▶ [INPUT FOR THIS TASK]
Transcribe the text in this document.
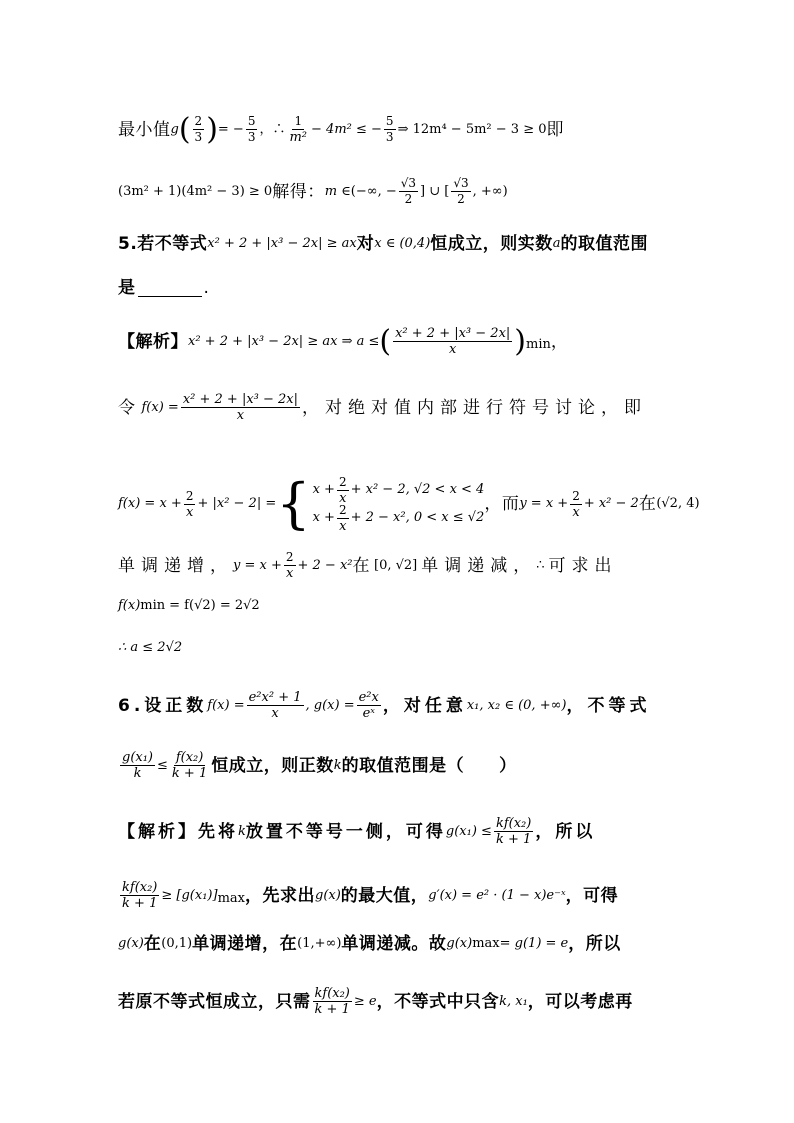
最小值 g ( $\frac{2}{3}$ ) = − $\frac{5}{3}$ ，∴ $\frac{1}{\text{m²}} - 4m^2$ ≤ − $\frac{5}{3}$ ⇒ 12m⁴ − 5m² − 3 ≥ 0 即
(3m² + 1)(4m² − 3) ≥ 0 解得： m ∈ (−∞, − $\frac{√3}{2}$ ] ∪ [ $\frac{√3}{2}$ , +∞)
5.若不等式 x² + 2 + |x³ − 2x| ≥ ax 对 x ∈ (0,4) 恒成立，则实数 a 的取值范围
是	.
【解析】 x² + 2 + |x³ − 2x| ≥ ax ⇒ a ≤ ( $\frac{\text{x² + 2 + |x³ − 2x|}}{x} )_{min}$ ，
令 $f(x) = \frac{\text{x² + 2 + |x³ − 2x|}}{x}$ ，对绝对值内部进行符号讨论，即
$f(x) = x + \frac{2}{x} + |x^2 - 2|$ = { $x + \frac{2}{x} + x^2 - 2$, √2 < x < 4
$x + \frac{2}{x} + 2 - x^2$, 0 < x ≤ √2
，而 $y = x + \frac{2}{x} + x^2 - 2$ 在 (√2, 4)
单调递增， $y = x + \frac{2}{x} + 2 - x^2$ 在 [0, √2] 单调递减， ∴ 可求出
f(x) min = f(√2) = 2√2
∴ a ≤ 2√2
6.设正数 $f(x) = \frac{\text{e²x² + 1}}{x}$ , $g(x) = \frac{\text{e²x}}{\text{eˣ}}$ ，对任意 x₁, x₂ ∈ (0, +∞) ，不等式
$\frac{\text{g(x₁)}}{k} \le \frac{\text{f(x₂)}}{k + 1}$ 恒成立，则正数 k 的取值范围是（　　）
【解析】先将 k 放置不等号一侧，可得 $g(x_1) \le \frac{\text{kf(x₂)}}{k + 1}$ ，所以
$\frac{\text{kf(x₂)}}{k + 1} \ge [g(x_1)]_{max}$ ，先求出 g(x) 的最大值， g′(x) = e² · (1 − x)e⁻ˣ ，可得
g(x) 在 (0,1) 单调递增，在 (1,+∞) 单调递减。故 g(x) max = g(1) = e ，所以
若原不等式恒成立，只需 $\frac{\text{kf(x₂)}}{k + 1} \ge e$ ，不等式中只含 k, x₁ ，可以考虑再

==

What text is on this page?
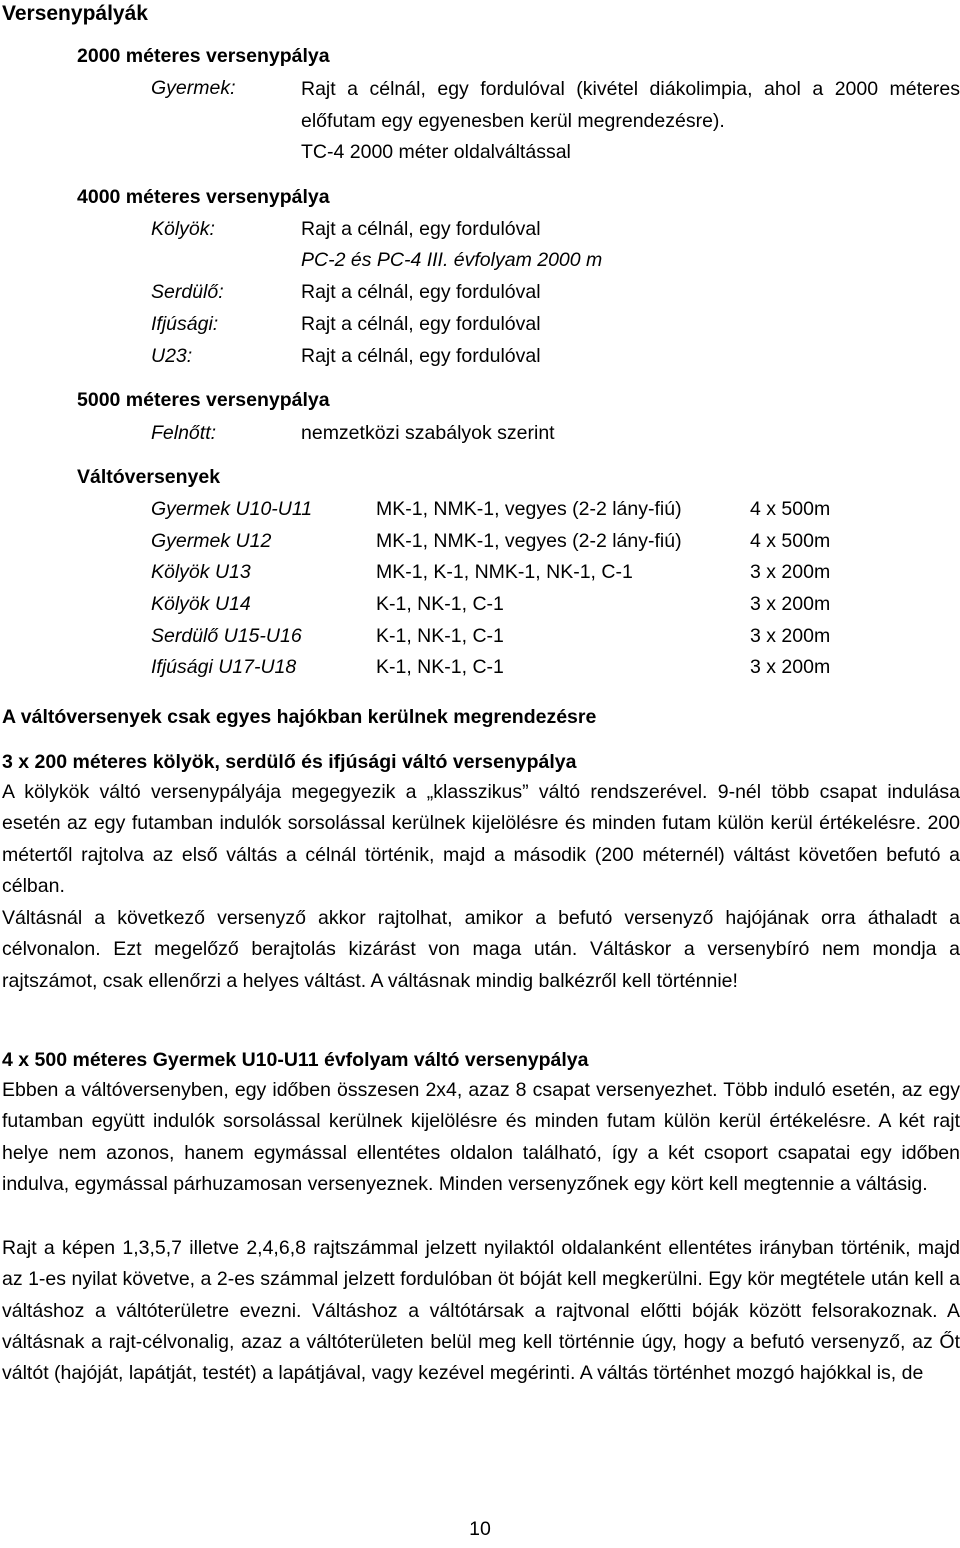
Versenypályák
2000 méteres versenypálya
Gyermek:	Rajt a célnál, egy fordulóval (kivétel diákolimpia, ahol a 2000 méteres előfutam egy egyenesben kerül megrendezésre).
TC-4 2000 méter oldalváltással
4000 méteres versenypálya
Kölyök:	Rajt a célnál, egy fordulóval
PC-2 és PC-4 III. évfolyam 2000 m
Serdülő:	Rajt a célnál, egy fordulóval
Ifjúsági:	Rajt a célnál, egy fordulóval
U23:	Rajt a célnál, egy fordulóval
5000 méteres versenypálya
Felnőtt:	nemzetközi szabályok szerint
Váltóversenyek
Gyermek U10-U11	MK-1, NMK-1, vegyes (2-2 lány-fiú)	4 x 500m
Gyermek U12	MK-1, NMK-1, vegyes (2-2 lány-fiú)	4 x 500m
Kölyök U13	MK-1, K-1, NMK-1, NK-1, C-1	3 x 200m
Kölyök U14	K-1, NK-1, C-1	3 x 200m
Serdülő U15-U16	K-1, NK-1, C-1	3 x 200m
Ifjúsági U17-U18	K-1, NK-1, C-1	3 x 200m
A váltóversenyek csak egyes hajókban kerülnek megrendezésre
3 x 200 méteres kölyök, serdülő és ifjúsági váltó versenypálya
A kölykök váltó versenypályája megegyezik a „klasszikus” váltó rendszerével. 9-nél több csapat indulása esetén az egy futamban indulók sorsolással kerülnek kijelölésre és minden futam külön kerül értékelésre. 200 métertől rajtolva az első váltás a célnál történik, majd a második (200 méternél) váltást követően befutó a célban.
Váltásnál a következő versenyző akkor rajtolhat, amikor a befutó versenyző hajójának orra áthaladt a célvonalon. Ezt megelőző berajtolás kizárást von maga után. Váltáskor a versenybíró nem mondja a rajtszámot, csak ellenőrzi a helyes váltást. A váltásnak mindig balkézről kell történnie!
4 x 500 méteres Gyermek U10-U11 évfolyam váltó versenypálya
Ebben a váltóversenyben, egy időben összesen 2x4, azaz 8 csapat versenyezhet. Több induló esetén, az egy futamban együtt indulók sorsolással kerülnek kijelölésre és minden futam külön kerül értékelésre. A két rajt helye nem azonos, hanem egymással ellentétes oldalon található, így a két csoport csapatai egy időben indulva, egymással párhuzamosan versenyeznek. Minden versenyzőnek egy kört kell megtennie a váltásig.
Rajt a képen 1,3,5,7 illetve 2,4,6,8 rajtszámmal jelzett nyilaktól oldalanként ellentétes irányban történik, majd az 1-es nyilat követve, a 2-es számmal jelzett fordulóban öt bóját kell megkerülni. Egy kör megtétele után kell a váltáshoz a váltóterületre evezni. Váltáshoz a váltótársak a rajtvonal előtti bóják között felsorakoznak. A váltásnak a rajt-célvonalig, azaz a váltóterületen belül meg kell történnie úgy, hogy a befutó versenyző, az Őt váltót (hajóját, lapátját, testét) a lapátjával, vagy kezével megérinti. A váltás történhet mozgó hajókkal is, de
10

▶ [GIVEN REQUEST] Only lines with "indulók" are wanted here; list each of them.

▶ [SOLUTION TO THIS PROBLEM]
A kölykök váltó versenypályája megegyezik a „klasszikus” váltó rendszerével. 9-nél több csapat indulása esetén az egy futamban indulók sorsolással kerülnek kijelölésre és minden futam külön kerül értékelésre. 200 métertől rajtolva az első váltás a célnál történik, majd a második (200 méternél) váltást követően befutó a célban.
Ebben a váltóversenyben, egy időben összesen 2x4, azaz 8 csapat versenyezhet. Több induló esetén, az egy futamban együtt indulók sorsolással kerülnek kijelölésre és minden futam külön kerül értékelésre. A két rajt helye nem azonos, hanem egymással ellentétes oldalon található, így a két csoport csapatai egy időben indulva, egymással párhuzamosan versenyeznek. Minden versenyzőnek egy kört kell megtennie a váltásig.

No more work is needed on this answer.